#### [Given text]
• • •

The Fed members and Powell have been mostly emphasizing a go-slow approach to raising rates and normalizing monetary policy.
Neil Wilson, chief market analyst at Markets.com said that Yellen’s comments were seen as “a significant remark since it is a break with the Fed’s new policy stance.”
Analysts also pointed out that the equity market is trading near records and has been vulnerable to a pullback after a period of sustained gains in the aftermath of the public health crisis.
“Big tech has obviously been under a microscope for quite some time now. And with relatively high valuations, it’s not surprising to see investors looking for opportunities elsewhere,” Loewengart told MarketWatch.
“So with inflation fears reemerging, tech continues to have the potential to take the brunt of those jitters,” he said.
A number of other Fed speakers are also on deck on Wednesday: Chicago Fed President Charles Evans will open a conference on ‘how to help Chicago’s youth’ at 3 p.m. Eastern. Boston Fed President Eric Rosengren is set to speak at 11 a.m., while, Cleveland Fed President Loretta Mester will speak to the Boston Economic Club at noon.
On the public health front, President Joe Biden on Tuesday announced a new goal of getting 70% of U.S. adults vaccinated with at least one COVID-19 vaccine dose by the Fourth of July, along with having 160 million adults fully vaccinated by that holiday.

• • •

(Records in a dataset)
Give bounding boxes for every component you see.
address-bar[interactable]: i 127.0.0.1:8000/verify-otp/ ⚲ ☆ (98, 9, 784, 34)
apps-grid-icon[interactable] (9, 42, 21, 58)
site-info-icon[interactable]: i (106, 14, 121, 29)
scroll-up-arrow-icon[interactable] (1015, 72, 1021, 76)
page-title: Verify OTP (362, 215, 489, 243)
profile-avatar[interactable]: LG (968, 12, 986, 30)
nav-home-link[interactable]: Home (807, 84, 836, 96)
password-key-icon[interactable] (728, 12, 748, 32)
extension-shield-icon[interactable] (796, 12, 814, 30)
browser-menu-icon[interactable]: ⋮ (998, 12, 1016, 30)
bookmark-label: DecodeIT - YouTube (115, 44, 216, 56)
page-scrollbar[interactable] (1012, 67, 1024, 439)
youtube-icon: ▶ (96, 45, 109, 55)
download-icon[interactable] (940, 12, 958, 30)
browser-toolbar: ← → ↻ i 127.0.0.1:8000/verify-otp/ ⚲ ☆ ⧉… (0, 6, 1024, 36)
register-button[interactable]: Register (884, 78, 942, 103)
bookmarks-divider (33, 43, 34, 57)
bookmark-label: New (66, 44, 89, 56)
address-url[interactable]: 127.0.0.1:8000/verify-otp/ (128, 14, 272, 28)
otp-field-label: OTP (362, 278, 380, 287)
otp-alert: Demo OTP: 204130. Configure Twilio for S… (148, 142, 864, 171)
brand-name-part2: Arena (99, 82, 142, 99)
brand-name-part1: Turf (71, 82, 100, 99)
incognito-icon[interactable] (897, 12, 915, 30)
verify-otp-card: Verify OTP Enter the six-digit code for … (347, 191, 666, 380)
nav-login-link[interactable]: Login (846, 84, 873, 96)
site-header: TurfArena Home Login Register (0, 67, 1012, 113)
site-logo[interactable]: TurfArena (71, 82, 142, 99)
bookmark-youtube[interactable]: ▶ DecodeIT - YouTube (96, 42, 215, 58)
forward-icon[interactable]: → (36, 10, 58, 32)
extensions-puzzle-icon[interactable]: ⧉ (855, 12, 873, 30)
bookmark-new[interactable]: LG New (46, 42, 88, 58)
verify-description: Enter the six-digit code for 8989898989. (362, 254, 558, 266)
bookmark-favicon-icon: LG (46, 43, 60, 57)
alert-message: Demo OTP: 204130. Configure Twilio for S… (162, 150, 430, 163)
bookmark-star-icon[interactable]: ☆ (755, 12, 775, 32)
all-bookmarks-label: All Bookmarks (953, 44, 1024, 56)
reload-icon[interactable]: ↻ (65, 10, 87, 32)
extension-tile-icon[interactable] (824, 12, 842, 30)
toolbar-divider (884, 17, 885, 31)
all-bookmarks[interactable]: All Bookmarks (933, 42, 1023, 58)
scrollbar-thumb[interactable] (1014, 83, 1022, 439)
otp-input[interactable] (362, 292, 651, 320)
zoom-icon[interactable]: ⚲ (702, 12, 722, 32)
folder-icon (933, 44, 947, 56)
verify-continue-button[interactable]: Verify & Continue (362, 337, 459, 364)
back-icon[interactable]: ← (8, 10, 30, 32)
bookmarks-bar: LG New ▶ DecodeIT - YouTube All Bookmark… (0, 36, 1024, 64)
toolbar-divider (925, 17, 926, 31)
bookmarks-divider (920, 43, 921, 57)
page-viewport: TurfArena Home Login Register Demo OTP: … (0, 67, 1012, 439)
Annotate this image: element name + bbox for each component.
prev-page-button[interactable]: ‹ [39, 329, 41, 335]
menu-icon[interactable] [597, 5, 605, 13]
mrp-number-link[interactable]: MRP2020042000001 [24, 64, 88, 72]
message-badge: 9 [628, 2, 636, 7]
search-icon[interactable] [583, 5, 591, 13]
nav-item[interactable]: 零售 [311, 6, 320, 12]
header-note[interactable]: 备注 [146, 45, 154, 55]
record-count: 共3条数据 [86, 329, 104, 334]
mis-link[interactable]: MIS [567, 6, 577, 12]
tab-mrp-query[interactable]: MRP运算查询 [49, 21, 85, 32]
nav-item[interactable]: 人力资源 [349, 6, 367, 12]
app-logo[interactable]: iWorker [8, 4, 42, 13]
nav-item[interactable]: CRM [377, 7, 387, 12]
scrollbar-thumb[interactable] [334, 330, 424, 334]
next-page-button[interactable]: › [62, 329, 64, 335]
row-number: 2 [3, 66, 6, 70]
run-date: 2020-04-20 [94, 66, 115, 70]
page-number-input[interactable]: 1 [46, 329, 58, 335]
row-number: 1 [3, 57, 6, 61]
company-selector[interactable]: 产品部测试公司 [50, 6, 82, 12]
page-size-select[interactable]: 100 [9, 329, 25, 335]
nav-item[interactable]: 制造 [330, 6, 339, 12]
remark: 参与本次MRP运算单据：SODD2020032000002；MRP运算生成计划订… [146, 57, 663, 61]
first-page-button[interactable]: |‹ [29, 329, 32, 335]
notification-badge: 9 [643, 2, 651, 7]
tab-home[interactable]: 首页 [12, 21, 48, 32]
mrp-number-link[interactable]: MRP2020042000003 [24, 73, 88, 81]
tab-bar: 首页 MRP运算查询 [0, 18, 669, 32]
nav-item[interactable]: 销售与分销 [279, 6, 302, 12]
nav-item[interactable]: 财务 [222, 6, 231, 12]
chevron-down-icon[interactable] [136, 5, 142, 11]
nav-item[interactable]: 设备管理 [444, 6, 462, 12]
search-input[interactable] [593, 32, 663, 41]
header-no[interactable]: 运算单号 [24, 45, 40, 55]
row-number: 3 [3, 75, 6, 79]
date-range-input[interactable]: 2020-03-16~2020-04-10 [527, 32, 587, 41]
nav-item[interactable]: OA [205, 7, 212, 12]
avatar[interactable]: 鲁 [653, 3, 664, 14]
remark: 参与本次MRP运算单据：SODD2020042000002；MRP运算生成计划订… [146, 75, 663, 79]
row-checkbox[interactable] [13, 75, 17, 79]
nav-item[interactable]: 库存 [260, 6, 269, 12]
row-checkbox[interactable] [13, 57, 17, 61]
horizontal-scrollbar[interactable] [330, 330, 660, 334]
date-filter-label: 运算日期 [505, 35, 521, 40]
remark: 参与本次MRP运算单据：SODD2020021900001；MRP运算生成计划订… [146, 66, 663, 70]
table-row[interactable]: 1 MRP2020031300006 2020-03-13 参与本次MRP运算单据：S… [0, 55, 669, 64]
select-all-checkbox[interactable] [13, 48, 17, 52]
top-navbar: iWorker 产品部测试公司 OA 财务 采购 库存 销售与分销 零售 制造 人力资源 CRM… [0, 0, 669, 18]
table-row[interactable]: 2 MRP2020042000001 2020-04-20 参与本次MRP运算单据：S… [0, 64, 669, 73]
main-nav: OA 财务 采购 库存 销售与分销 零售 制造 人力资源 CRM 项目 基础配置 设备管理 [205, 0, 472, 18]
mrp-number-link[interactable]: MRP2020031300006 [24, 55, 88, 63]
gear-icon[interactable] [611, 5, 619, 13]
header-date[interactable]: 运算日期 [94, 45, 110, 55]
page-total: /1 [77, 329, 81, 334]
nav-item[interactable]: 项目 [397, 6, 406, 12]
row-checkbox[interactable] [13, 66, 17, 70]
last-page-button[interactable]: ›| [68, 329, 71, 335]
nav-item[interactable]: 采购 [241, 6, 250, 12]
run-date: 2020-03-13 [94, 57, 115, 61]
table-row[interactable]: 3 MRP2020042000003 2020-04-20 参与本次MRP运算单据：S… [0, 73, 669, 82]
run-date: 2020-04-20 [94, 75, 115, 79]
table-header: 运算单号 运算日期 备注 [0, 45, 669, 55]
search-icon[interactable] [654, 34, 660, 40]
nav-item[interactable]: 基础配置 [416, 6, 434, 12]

• • •

#### [Work order]
Answer these questions from the market news excerpt:
1. What position does Neil Wilson hold at Markets.com?
2. At what time is Boston Fed President Eric Rosengren set to speak?
3. What percentage of U.S. adults did President Joe Biden's new goal aim to have vaccinated with at least one COVID-19 vaccine dose by the Fourth of July?

#### [Worked solution]
1. Chief market analyst
2. 11 a.m.
3. 70%